> [To be done] The entire listing is to be repeated verbatim.

----

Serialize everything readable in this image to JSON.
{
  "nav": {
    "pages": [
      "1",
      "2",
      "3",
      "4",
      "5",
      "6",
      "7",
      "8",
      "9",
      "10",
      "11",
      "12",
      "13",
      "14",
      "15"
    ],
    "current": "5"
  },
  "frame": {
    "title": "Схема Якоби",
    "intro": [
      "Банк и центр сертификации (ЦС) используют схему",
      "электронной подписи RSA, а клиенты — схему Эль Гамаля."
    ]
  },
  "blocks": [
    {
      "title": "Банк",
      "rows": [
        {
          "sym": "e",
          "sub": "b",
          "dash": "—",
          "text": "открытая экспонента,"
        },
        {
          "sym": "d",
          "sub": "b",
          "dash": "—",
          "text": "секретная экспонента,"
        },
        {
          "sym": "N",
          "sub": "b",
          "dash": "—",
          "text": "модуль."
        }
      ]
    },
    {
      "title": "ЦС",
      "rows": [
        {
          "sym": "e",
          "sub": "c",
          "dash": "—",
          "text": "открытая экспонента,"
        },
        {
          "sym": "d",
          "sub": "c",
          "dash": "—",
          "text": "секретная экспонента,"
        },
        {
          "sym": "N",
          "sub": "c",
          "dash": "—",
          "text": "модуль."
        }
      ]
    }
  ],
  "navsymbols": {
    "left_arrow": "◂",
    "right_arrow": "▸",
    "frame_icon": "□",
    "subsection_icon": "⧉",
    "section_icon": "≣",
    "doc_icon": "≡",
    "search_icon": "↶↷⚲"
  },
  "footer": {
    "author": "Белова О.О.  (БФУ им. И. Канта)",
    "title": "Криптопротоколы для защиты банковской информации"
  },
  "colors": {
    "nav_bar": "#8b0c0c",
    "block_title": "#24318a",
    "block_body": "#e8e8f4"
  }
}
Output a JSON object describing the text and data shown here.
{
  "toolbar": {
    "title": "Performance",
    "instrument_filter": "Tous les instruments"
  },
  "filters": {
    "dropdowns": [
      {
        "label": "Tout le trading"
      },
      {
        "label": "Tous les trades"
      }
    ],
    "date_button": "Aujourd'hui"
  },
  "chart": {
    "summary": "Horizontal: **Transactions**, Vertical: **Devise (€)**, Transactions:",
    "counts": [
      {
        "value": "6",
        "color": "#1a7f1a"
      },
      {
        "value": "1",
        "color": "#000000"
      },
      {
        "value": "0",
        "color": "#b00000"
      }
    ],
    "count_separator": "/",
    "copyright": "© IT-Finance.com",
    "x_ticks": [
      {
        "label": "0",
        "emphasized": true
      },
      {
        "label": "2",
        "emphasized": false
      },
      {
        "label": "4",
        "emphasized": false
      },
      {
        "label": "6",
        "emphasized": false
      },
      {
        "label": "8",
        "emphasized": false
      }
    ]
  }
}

----

> [Answer to this problem]
Serialize everything readable in this image to JSON.
{
  "nav": {
    "pages": [
      "1",
      "2",
      "3",
      "4",
      "5",
      "6",
      "7",
      "8",
      "9",
      "10",
      "11",
      "12",
      "13",
      "14",
      "15"
    ],
    "current": "5"
  },
  "frame": {
    "title": "Схема Якоби",
    "intro": [
      "Банк и центр сертификации (ЦС) используют схему",
      "электронной подписи RSA, а клиенты — схему Эль Гамаля."
    ]
  },
  "blocks": [
    {
      "title": "Банк",
      "rows": [
        {
          "sym": "e",
          "sub": "b",
          "dash": "—",
          "text": "открытая экспонента,"
        },
        {
          "sym": "d",
          "sub": "b",
          "dash": "—",
          "text": "секретная экспонента,"
        },
        {
          "sym": "N",
          "sub": "b",
          "dash": "—",
          "text": "модуль."
        }
      ]
    },
    {
      "title": "ЦС",
      "rows": [
        {
          "sym": "e",
          "sub": "c",
          "dash": "—",
          "text": "открытая экспонента,"
        },
        {
          "sym": "d",
          "sub": "c",
          "dash": "—",
          "text": "секретная экспонента,"
        },
        {
          "sym": "N",
          "sub": "c",
          "dash": "—",
          "text": "модуль."
        }
      ]
    }
  ],
  "navsymbols": {
    "left_arrow": "◂",
    "right_arrow": "▸",
    "frame_icon": "□",
    "subsection_icon": "⧉",
    "section_icon": "≣",
    "doc_icon": "≡",
    "search_icon": "↶↷⚲"
  },
  "footer": {
    "author": "Белова О.О.  (БФУ им. И. Канта)",
    "title": "Криптопротоколы для защиты банковской информации"
  },
  "colors": {
    "nav_bar": "#8b0c0c",
    "block_title": "#24318a",
    "block_body": "#e8e8f4"
  }
}
Output a JSON object describing the text and data shown here.
{
  "toolbar": {
    "title": "Performance",
    "instrument_filter": "Tous les instruments"
  },
  "filters": {
    "dropdowns": [
      {
        "label": "Tout le trading"
      },
      {
        "label": "Tous les trades"
      }
    ],
    "date_button": "Aujourd'hui"
  },
  "chart": {
    "summary": "Horizontal: **Transactions**, Vertical: **Devise (€)**, Transactions:",
    "counts": [
      {
        "value": "6",
        "color": "#1a7f1a"
      },
      {
        "value": "1",
        "color": "#000000"
      },
      {
        "value": "0",
        "color": "#b00000"
      }
    ],
    "count_separator": "/",
    "copyright": "© IT-Finance.com",
    "x_ticks": [
      {
        "label": "0",
        "emphasized": true
      },
      {
        "label": "2",
        "emphasized": false
      },
      {
        "label": "4",
        "emphasized": false
      },
      {
        "label": "6",
        "emphasized": false
      },
      {
        "label": "8",
        "emphasized": false
      }
    ]
  }
}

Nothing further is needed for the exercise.